> **AIM**:
Report how many lines of these entries hold the string "color"; reply with the number alone.

(Extracts from a graphics dataset)
------------------------------------------------
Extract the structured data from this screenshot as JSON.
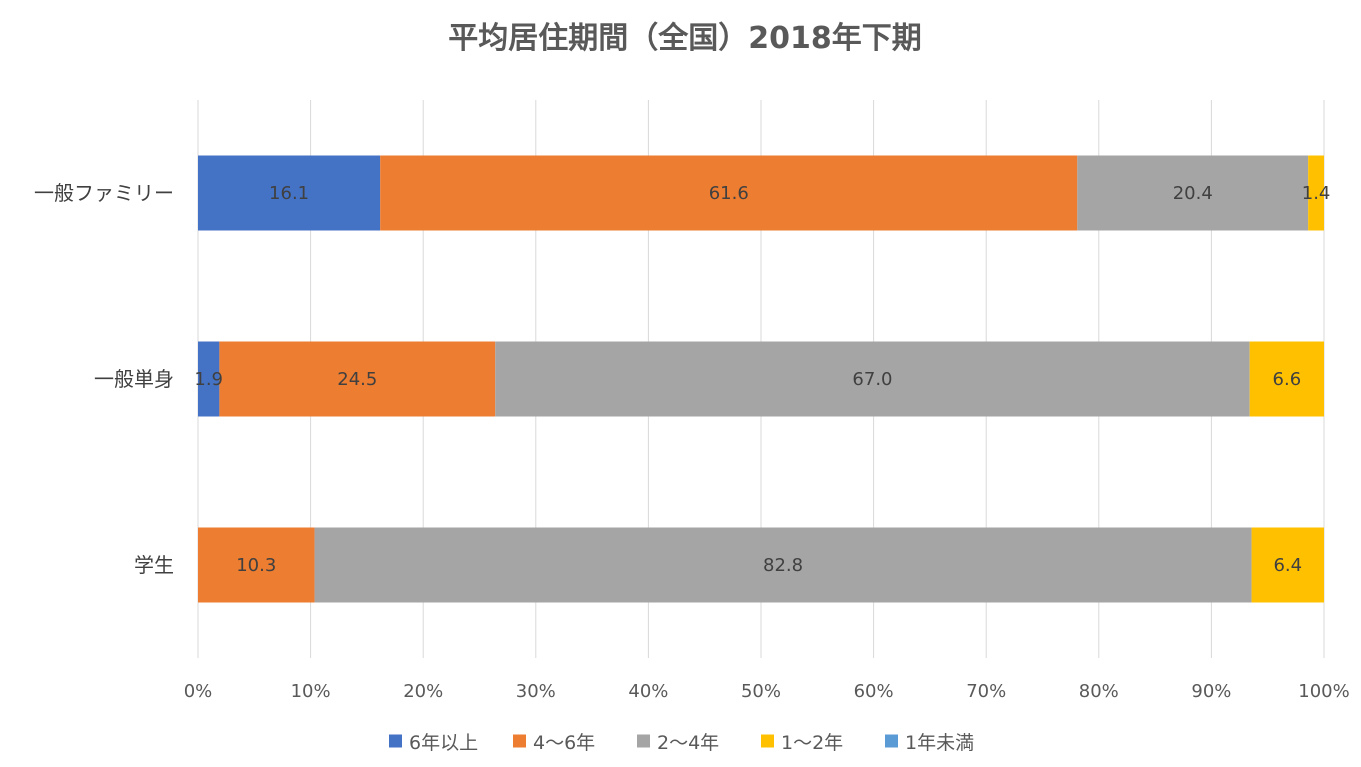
{
  "chart_data": {
    "type": "bar",
    "orientation": "horizontal",
    "stacked": "percent",
    "title": "平均居住期間（全国）2018年下期",
    "categories": [
      "一般ファミリー",
      "一般単身",
      "学生"
    ],
    "series": [
      {
        "name": "6年以上",
        "color": "#4472C4",
        "values": [
          16.1,
          1.9,
          0
        ],
        "labels": [
          "16.1",
          "1.9",
          ""
        ]
      },
      {
        "name": "4〜6年",
        "color": "#ED7D31",
        "values": [
          61.6,
          24.5,
          10.3
        ],
        "labels": [
          "61.6",
          "24.5",
          "10.3"
        ]
      },
      {
        "name": "2〜4年",
        "color": "#A5A5A5",
        "values": [
          20.4,
          67.0,
          82.8
        ],
        "labels": [
          "20.4",
          "67.0",
          "82.8"
        ]
      },
      {
        "name": "1〜2年",
        "color": "#FFC000",
        "values": [
          1.4,
          6.6,
          6.4
        ],
        "labels": [
          "1.4",
          "6.6",
          "6.4"
        ]
      },
      {
        "name": "1年未満",
        "color": "#5B9BD5",
        "values": [
          0,
          0,
          0
        ],
        "labels": [
          "",
          "",
          ""
        ]
      }
    ],
    "xlim": [
      0,
      100
    ],
    "xticks": [
      "0%",
      "10%",
      "20%",
      "30%",
      "40%",
      "50%",
      "60%",
      "70%",
      "80%",
      "90%",
      "100%"
    ],
    "grid": true,
    "legend_position": "bottom"
  }
}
------------------------------------------------
> **WORKED SOLUTION**:
5